### What to work on:
Reproduce all lines of the listing below in which the word "title" occurs.

### Record excerpts:
———

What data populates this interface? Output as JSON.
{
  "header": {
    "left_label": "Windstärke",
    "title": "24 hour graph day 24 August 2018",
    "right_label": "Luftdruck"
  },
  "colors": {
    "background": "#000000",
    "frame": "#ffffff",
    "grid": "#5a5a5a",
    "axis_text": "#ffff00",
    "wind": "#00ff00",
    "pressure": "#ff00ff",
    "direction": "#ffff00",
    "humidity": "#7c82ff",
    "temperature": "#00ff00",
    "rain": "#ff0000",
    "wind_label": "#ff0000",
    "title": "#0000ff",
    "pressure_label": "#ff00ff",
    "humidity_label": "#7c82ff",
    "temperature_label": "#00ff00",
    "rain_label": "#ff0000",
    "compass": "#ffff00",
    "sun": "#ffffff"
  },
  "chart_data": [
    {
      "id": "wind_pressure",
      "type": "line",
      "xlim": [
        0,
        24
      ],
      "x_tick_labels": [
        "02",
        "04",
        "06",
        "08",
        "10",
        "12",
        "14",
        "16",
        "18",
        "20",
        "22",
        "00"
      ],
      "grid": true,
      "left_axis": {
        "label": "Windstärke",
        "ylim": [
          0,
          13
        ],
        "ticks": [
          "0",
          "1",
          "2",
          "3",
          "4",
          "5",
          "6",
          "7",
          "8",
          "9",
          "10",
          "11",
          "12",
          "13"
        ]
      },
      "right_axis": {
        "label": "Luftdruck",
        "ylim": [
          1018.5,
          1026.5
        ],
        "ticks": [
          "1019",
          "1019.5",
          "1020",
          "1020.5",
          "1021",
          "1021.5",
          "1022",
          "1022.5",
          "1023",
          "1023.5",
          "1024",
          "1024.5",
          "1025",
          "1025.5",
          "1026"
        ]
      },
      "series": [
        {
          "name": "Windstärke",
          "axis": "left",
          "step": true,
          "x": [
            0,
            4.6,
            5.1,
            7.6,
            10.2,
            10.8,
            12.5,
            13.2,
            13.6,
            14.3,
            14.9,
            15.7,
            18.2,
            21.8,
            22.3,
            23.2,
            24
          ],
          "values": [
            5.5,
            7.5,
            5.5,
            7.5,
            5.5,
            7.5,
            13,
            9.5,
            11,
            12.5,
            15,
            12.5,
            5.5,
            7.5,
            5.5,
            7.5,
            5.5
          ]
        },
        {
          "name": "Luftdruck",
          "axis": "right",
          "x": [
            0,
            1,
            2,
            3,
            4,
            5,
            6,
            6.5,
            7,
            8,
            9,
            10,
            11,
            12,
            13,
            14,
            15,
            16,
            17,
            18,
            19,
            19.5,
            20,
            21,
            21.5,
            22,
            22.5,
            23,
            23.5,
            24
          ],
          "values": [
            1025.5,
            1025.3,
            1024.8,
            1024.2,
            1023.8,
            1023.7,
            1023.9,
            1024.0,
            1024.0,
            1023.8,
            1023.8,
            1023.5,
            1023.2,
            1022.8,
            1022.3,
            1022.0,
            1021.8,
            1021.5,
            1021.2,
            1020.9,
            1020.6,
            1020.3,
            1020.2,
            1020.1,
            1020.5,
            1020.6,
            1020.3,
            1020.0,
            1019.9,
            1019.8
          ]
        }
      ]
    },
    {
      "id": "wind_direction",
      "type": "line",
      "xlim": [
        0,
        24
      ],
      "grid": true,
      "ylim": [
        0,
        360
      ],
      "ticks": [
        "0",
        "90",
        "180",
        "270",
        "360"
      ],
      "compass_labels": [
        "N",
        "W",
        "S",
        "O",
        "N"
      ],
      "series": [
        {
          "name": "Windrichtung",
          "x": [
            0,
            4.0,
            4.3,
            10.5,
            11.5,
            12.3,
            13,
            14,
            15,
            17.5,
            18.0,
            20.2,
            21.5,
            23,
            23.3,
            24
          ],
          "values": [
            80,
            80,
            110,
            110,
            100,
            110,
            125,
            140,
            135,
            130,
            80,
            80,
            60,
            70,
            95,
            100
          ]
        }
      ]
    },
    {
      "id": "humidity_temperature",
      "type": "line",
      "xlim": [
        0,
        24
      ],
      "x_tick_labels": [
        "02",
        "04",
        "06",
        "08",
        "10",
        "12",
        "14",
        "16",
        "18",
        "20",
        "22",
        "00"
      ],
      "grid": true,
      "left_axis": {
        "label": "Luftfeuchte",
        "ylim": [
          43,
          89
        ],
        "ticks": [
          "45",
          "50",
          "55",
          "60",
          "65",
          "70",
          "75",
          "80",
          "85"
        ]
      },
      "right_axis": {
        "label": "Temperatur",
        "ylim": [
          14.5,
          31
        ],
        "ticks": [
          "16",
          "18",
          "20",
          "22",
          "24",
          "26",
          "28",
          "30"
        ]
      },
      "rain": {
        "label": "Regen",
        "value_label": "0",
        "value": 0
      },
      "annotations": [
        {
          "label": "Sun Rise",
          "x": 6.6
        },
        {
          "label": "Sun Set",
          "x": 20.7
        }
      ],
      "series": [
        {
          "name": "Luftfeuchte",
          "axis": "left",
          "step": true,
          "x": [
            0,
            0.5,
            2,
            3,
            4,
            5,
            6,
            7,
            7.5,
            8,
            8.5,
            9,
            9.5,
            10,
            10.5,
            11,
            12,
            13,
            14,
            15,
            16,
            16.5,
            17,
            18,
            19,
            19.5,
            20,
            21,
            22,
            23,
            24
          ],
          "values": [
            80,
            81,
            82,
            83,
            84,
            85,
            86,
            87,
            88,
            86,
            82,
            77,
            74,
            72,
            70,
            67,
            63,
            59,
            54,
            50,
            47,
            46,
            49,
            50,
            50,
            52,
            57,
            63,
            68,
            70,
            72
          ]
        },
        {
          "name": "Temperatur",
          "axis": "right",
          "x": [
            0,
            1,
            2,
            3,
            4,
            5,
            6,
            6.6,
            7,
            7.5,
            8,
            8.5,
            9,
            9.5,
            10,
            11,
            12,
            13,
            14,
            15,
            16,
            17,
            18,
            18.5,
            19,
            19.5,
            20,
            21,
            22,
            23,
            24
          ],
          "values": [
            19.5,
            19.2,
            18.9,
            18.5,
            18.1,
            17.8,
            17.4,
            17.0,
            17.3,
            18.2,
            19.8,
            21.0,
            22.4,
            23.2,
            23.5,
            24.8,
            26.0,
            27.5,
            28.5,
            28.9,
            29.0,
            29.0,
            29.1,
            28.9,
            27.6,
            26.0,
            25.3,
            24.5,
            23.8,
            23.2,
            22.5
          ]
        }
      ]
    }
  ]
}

———

### Answer to this exercise:
    "title": "24 hour graph day 24 August 2018",
    "title": "#0000ff",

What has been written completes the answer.